> WHAT NEEDS TO BE DONE
Look through the data for the string "title". Copy every line where it is found.

> DATASET RECORDS
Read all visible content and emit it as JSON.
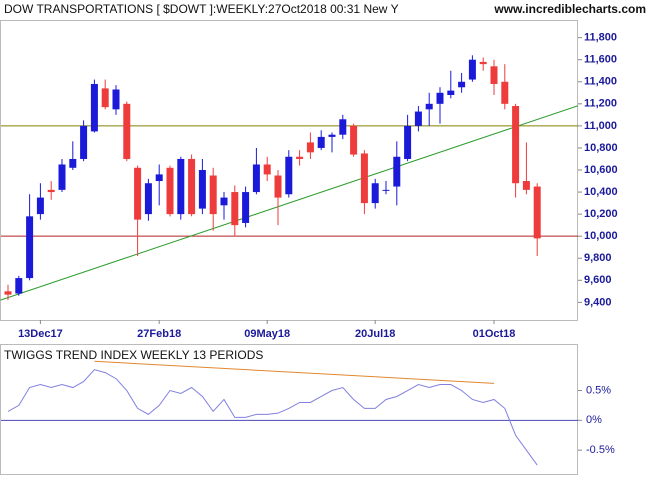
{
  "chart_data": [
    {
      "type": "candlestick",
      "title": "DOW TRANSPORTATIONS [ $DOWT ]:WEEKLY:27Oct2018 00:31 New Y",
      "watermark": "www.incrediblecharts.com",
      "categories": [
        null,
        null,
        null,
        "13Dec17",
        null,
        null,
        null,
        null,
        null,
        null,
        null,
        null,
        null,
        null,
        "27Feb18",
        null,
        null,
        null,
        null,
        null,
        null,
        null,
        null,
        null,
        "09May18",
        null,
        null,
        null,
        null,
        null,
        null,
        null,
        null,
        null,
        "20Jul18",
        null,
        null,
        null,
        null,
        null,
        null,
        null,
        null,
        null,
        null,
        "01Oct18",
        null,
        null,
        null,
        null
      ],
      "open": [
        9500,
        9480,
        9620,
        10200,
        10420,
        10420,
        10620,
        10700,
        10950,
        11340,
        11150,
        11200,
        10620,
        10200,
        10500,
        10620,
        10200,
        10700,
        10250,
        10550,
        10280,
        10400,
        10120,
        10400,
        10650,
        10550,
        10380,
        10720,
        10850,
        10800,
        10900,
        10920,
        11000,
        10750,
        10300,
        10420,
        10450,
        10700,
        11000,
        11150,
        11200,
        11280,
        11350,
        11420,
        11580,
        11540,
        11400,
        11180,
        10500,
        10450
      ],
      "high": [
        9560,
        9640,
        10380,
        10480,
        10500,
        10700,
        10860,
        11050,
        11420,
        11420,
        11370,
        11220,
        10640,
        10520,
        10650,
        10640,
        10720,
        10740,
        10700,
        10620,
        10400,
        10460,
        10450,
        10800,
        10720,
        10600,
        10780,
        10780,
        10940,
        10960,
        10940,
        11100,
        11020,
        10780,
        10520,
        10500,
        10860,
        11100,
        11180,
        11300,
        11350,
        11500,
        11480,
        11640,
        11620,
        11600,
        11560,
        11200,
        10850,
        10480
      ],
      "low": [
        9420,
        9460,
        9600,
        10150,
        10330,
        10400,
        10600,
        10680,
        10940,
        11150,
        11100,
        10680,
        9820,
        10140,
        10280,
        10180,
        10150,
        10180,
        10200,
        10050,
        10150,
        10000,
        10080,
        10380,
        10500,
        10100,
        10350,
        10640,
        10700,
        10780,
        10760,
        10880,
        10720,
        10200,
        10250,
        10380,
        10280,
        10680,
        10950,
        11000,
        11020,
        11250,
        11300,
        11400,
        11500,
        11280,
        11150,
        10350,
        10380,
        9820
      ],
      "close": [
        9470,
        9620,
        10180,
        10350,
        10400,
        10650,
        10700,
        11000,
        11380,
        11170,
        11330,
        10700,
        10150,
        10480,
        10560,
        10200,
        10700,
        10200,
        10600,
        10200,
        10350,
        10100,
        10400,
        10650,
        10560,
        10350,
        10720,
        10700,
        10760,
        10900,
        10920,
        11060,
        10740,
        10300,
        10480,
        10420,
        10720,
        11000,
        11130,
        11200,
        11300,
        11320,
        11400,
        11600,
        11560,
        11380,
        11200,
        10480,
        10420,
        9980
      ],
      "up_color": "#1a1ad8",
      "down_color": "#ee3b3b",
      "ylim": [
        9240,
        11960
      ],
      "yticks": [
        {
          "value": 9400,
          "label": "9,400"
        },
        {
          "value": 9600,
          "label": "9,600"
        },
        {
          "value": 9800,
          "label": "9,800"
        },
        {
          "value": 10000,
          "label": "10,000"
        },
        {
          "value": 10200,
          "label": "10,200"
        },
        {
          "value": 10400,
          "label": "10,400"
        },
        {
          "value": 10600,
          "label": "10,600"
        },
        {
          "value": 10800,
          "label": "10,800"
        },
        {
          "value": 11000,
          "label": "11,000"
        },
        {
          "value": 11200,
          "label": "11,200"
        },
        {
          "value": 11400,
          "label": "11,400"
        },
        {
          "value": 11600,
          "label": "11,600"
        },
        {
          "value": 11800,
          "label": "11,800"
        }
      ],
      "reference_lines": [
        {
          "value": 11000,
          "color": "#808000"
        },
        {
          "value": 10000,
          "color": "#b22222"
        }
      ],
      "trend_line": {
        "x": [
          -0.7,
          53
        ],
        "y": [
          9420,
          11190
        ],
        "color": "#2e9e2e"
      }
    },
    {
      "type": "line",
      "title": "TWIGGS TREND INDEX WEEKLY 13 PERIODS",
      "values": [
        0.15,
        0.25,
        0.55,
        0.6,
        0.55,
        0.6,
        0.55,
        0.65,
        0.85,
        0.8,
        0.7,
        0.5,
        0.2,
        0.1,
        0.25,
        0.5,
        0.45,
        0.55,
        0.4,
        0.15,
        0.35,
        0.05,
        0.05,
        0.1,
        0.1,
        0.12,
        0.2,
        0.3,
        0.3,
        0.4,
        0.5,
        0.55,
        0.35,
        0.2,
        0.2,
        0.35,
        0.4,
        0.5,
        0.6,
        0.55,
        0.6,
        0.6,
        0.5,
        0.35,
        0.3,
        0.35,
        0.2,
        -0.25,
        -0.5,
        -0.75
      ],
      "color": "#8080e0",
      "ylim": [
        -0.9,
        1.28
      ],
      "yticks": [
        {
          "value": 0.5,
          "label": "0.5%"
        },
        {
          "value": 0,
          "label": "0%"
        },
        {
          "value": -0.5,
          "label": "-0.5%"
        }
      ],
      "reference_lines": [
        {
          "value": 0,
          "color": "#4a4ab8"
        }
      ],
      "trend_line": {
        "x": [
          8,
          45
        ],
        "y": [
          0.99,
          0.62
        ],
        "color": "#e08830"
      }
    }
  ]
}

==

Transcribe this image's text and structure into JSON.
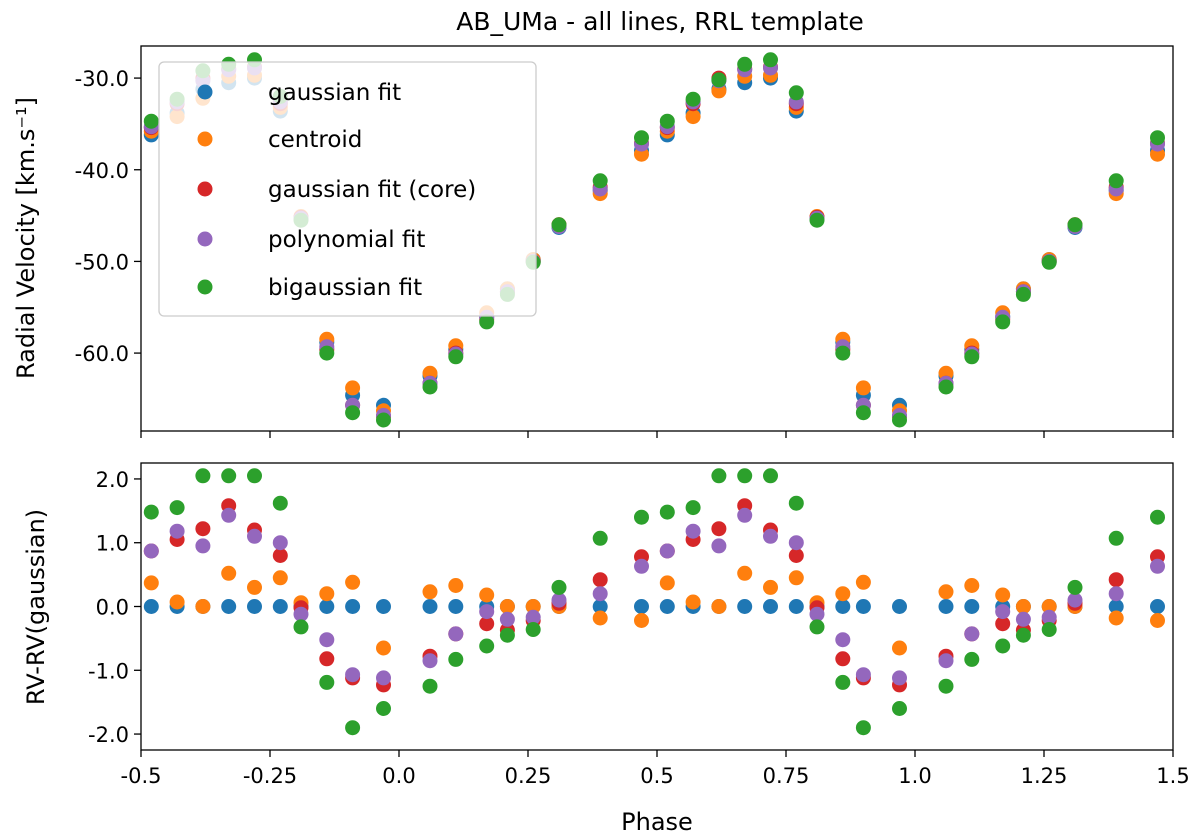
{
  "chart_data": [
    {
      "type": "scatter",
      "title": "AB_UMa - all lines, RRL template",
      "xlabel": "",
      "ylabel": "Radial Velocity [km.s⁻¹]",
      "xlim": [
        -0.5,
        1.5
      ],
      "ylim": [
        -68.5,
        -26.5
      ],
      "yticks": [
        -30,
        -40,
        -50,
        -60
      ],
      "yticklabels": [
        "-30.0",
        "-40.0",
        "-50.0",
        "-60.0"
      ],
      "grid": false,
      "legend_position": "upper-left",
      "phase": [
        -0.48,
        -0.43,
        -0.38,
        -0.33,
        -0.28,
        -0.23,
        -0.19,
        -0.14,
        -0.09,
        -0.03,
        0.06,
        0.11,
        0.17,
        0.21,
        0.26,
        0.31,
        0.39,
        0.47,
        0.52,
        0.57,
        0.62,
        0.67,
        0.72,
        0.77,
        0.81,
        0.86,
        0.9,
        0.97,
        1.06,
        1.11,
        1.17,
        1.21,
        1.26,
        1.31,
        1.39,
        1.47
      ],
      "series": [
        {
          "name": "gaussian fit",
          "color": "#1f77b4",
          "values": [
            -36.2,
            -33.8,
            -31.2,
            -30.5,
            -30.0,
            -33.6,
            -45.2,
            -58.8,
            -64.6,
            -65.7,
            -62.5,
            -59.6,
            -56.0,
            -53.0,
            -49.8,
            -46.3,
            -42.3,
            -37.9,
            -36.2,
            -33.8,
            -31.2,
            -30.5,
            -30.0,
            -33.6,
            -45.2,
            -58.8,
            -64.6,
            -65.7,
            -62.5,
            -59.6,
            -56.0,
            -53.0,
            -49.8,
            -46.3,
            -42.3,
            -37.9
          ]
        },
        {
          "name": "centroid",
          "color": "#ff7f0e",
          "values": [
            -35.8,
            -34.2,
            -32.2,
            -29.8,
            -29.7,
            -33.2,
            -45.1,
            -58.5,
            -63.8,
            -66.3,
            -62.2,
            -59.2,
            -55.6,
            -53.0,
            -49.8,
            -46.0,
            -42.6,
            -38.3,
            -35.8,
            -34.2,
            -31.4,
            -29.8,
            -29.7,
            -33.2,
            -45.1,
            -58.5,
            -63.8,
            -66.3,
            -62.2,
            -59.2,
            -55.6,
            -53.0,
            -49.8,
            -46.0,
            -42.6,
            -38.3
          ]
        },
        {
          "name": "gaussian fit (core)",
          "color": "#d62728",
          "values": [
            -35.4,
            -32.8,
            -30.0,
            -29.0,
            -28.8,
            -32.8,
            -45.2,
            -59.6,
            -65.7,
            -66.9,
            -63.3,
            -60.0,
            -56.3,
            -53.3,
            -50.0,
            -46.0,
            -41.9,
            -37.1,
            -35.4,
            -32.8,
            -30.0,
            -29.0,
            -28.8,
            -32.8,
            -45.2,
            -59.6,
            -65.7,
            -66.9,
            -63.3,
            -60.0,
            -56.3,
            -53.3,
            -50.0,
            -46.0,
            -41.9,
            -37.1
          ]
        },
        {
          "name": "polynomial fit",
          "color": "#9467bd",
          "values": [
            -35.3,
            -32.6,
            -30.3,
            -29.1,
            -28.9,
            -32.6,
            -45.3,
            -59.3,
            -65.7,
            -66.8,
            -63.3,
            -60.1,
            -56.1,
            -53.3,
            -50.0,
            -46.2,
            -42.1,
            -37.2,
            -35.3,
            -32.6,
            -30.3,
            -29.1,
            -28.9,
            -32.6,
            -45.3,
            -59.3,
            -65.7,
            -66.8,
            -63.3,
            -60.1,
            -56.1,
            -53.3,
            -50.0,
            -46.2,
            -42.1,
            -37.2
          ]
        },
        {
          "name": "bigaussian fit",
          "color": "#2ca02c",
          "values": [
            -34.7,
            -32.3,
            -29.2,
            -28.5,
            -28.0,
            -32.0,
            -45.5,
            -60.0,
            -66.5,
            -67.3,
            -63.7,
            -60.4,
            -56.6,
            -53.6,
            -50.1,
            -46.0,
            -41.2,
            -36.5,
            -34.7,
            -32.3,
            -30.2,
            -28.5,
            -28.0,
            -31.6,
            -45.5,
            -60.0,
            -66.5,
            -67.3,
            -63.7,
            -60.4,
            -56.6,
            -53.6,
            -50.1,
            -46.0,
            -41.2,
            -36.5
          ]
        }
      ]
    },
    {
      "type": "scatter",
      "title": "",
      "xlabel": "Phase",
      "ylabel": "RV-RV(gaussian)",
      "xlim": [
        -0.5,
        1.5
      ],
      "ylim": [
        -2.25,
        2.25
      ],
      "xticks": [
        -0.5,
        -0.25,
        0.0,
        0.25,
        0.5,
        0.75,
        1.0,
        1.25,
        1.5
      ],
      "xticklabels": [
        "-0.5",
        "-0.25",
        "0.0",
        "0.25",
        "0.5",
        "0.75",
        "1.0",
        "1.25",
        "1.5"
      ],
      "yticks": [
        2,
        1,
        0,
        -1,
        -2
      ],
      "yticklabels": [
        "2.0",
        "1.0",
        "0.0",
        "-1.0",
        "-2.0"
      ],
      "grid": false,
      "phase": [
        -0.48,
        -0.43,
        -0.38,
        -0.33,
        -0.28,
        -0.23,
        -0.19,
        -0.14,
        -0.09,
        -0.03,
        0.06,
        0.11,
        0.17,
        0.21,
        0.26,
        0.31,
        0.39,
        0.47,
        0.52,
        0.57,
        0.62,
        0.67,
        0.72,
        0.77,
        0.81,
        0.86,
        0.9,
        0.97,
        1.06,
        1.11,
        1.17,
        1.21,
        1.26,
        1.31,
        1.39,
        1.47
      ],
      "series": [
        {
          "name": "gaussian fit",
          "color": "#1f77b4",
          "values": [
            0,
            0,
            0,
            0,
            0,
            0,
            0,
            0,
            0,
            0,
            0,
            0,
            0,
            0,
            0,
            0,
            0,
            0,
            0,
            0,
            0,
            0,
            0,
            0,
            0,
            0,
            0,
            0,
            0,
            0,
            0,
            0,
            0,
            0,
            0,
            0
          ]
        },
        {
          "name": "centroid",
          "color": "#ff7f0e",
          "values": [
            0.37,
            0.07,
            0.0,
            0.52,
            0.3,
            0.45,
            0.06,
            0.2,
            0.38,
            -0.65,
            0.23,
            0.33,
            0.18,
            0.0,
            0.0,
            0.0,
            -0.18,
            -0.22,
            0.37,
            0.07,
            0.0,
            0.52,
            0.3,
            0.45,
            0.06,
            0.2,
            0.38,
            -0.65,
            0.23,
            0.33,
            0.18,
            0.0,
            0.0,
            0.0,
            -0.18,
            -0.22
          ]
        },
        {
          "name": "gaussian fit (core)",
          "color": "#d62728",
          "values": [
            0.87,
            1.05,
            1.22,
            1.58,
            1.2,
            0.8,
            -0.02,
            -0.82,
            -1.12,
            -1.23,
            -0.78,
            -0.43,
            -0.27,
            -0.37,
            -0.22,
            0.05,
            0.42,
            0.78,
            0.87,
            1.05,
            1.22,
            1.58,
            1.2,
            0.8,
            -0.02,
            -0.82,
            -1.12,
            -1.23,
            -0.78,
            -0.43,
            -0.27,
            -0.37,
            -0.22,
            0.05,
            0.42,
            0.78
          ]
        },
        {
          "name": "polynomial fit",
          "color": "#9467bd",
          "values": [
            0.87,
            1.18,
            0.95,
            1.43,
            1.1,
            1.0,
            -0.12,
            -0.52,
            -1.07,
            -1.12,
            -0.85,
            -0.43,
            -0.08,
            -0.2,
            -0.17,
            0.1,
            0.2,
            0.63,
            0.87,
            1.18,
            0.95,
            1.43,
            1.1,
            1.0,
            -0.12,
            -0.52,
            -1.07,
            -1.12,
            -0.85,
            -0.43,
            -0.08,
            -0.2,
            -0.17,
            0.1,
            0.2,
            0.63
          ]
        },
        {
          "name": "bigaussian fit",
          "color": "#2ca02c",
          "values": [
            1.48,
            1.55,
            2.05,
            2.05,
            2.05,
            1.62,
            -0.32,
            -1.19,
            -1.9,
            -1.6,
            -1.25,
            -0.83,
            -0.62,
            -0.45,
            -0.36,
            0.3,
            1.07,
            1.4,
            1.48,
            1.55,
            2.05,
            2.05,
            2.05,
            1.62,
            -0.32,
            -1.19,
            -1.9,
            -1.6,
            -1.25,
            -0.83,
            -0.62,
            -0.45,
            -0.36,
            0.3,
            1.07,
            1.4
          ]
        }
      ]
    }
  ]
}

> RESPONSE BELOW
      "title": "DOW TRANSPORTATIONS [ $DOWT ]:WEEKLY:27Oct2018 00:31 New Y",
      "title": "TWIGGS TREND INDEX WEEKLY 13 PERIODS",
      "title": "AB_UMa - all lines, RRL template",
      "title": "",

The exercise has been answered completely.